• WRITTEN PROBLEM:
Retype the records below word for word and omit any image.

• DATA LINES:

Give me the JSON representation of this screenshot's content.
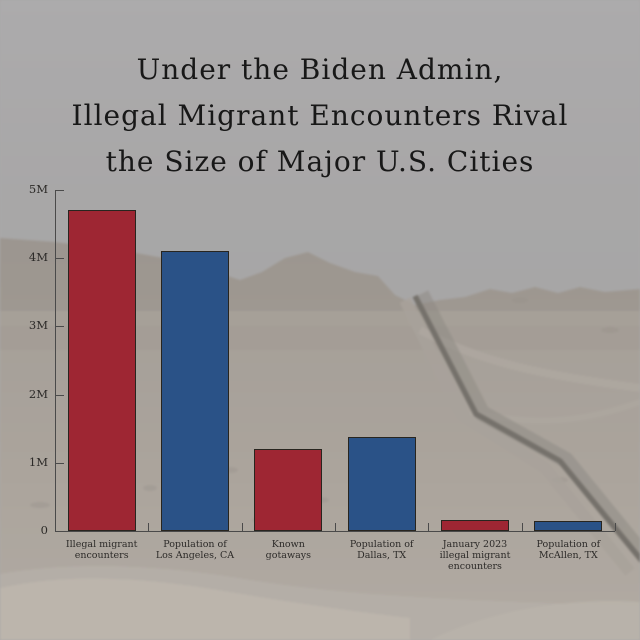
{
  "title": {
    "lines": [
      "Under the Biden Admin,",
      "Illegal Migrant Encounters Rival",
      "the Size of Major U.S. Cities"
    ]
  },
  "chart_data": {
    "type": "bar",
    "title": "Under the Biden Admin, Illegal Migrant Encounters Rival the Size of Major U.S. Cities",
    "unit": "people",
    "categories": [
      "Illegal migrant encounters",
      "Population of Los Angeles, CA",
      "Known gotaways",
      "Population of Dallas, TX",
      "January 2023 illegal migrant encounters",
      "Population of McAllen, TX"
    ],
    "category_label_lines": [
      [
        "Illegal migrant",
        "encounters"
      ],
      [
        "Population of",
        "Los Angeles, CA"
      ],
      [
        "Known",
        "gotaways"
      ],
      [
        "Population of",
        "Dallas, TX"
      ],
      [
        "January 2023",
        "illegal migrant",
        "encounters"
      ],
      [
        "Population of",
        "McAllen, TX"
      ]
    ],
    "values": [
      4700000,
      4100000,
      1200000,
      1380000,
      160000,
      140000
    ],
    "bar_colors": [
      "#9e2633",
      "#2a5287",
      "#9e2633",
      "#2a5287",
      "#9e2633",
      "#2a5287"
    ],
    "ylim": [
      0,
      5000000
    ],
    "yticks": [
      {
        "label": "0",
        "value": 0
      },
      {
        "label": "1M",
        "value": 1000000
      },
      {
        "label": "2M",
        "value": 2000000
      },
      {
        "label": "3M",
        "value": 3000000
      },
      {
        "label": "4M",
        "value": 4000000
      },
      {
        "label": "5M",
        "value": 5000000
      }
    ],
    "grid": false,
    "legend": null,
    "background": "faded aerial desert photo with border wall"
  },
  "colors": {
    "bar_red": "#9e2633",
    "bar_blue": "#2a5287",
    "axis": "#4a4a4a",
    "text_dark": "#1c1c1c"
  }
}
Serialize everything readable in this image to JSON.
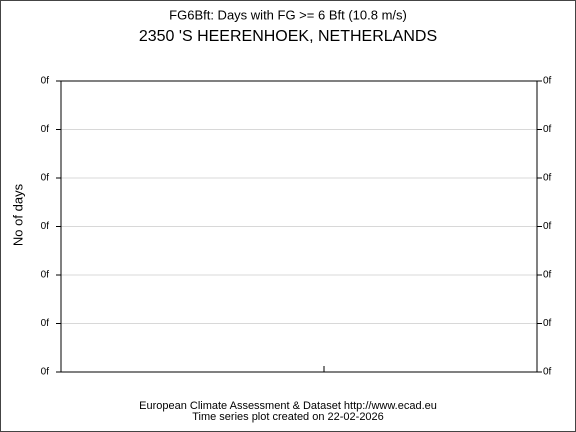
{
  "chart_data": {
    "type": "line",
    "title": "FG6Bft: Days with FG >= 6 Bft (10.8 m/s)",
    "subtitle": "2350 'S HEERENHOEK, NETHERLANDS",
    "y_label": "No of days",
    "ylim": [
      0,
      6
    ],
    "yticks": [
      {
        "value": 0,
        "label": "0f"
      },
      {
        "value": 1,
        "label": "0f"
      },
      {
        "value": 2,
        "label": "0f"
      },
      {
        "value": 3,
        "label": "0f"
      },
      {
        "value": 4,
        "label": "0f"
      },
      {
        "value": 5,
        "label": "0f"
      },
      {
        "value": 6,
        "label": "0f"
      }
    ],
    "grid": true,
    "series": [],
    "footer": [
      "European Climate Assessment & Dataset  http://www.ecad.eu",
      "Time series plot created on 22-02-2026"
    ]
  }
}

• COMPLETE RESPONSE:
Give me the JSON representation of this screenshot's content.
{
  "title": {
    "lines": [
      "Under the Biden Admin,",
      "Illegal Migrant Encounters Rival",
      "the Size of Major U.S. Cities"
    ]
  },
  "chart_data": {
    "type": "bar",
    "title": "Under the Biden Admin, Illegal Migrant Encounters Rival the Size of Major U.S. Cities",
    "unit": "people",
    "categories": [
      "Illegal migrant encounters",
      "Population of Los Angeles, CA",
      "Known gotaways",
      "Population of Dallas, TX",
      "January 2023 illegal migrant encounters",
      "Population of McAllen, TX"
    ],
    "category_label_lines": [
      [
        "Illegal migrant",
        "encounters"
      ],
      [
        "Population of",
        "Los Angeles, CA"
      ],
      [
        "Known",
        "gotaways"
      ],
      [
        "Population of",
        "Dallas, TX"
      ],
      [
        "January 2023",
        "illegal migrant",
        "encounters"
      ],
      [
        "Population of",
        "McAllen, TX"
      ]
    ],
    "values": [
      4700000,
      4100000,
      1200000,
      1380000,
      160000,
      140000
    ],
    "bar_colors": [
      "#9e2633",
      "#2a5287",
      "#9e2633",
      "#2a5287",
      "#9e2633",
      "#2a5287"
    ],
    "ylim": [
      0,
      5000000
    ],
    "yticks": [
      {
        "label": "0",
        "value": 0
      },
      {
        "label": "1M",
        "value": 1000000
      },
      {
        "label": "2M",
        "value": 2000000
      },
      {
        "label": "3M",
        "value": 3000000
      },
      {
        "label": "4M",
        "value": 4000000
      },
      {
        "label": "5M",
        "value": 5000000
      }
    ],
    "grid": false,
    "legend": null,
    "background": "faded aerial desert photo with border wall"
  },
  "colors": {
    "bar_red": "#9e2633",
    "bar_blue": "#2a5287",
    "axis": "#4a4a4a",
    "text_dark": "#1c1c1c"
  }
}
Serialize everything readable in this image to JSON.
{
  "chart_data": {
    "type": "line",
    "title": "FG6Bft: Days with FG >= 6 Bft (10.8 m/s)",
    "subtitle": "2350 'S HEERENHOEK, NETHERLANDS",
    "y_label": "No of days",
    "ylim": [
      0,
      6
    ],
    "yticks": [
      {
        "value": 0,
        "label": "0f"
      },
      {
        "value": 1,
        "label": "0f"
      },
      {
        "value": 2,
        "label": "0f"
      },
      {
        "value": 3,
        "label": "0f"
      },
      {
        "value": 4,
        "label": "0f"
      },
      {
        "value": 5,
        "label": "0f"
      },
      {
        "value": 6,
        "label": "0f"
      }
    ],
    "grid": true,
    "series": [],
    "footer": [
      "European Climate Assessment & Dataset  http://www.ecad.eu",
      "Time series plot created on 22-02-2026"
    ]
  }
}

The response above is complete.